▸ **Excerpt to read**:
--------------------
Alain Airom

Posted on Feb 4

Build a containerized PDF to Markdown converter using Docling and Streamlit ☁️

#docling #python #podman #streamlit

Introduction

In one of my last discussions, I was asked to help a business partner to start using Docling for document preparation to be sent to a RAG. Putting aside the project details, the application is meant to run on a Kubernetes cluster.

The sample provided here provides the steps to create a Python application using Docling document conversion capabilities, and using Streamlit to build the web UI. The application can be containerized to be deployed on a k8s cluster.

What is Docling

Docling simplifies document processing, parsing diverse formats — including advanced PDF understanding — and providing seamless integrations with the gen AI ecosystem.
--------------------
▸ **Information supplied**:
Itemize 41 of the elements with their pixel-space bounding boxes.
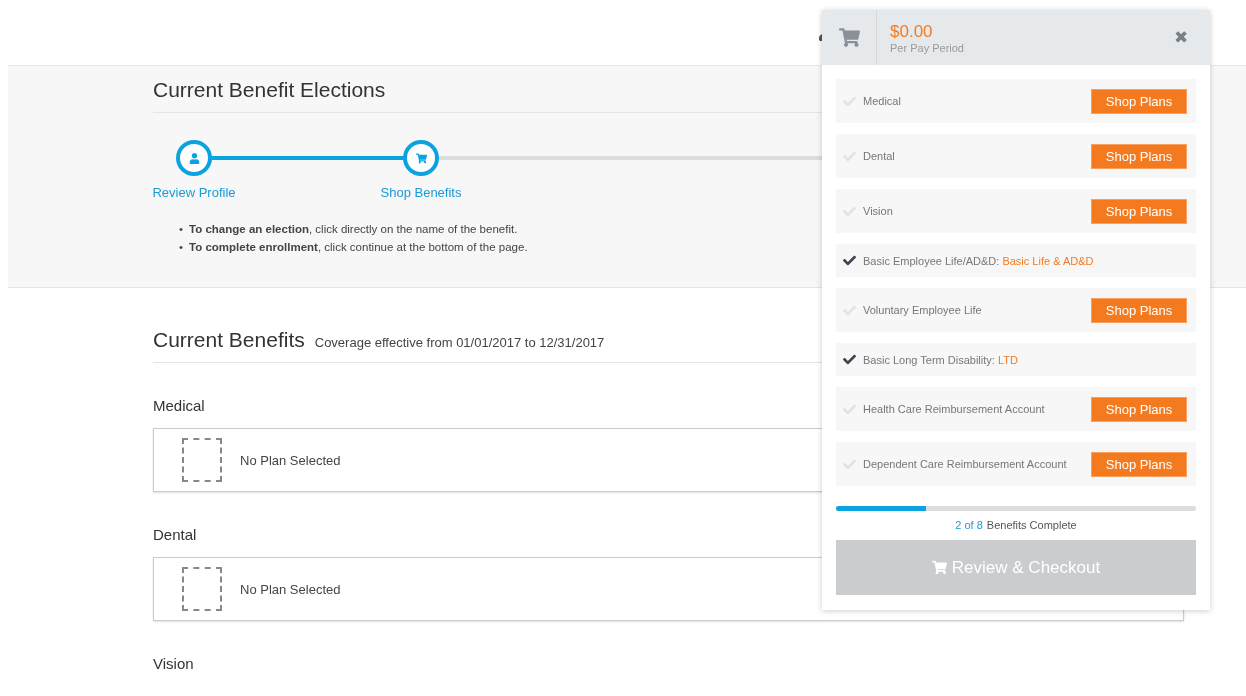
--------------------
▸ **Tasks to perform**:
a) Check each statement against the Docling converter post and answer yes or no, quoting the words of the post that decide it. (i) The application is intended to run on a Kubernetes cluster. (ii) The web UI of the application is built with Flask. (iii) Docling handles only one document format.
b) List every hashtag that appears in the Docling converter post.
c) Rewrite the part of the Docling converter post that opens with the words containing "Posted on Feb" and closes with "a k8s cluster.", swapping "business partner" for "client".

▸ **Replies**:
a)
(i) Yes: "the application is meant to run on a Kubernetes cluster."
(ii) No: "using Streamlit to build the web UI."
(iii) No: "parsing diverse formats."

b) #docling, #python, #podman, #streamlit

c)
Posted on Feb 4

Build a containerized PDF to Markdown converter using Docling and Streamlit ☁️

#docling #python #podman #streamlit

Introduction

In one of my last discussions, I was asked to help a client to start using Docling for document preparation to be sent to a RAG. Putting aside the project details, the application is meant to run on a Kubernetes cluster.

The sample provided here provides the steps to create a Python application using Docling document conversion capabilities, and using Streamlit to build the web UI. The application can be containerized to be deployed on a k8s cluster.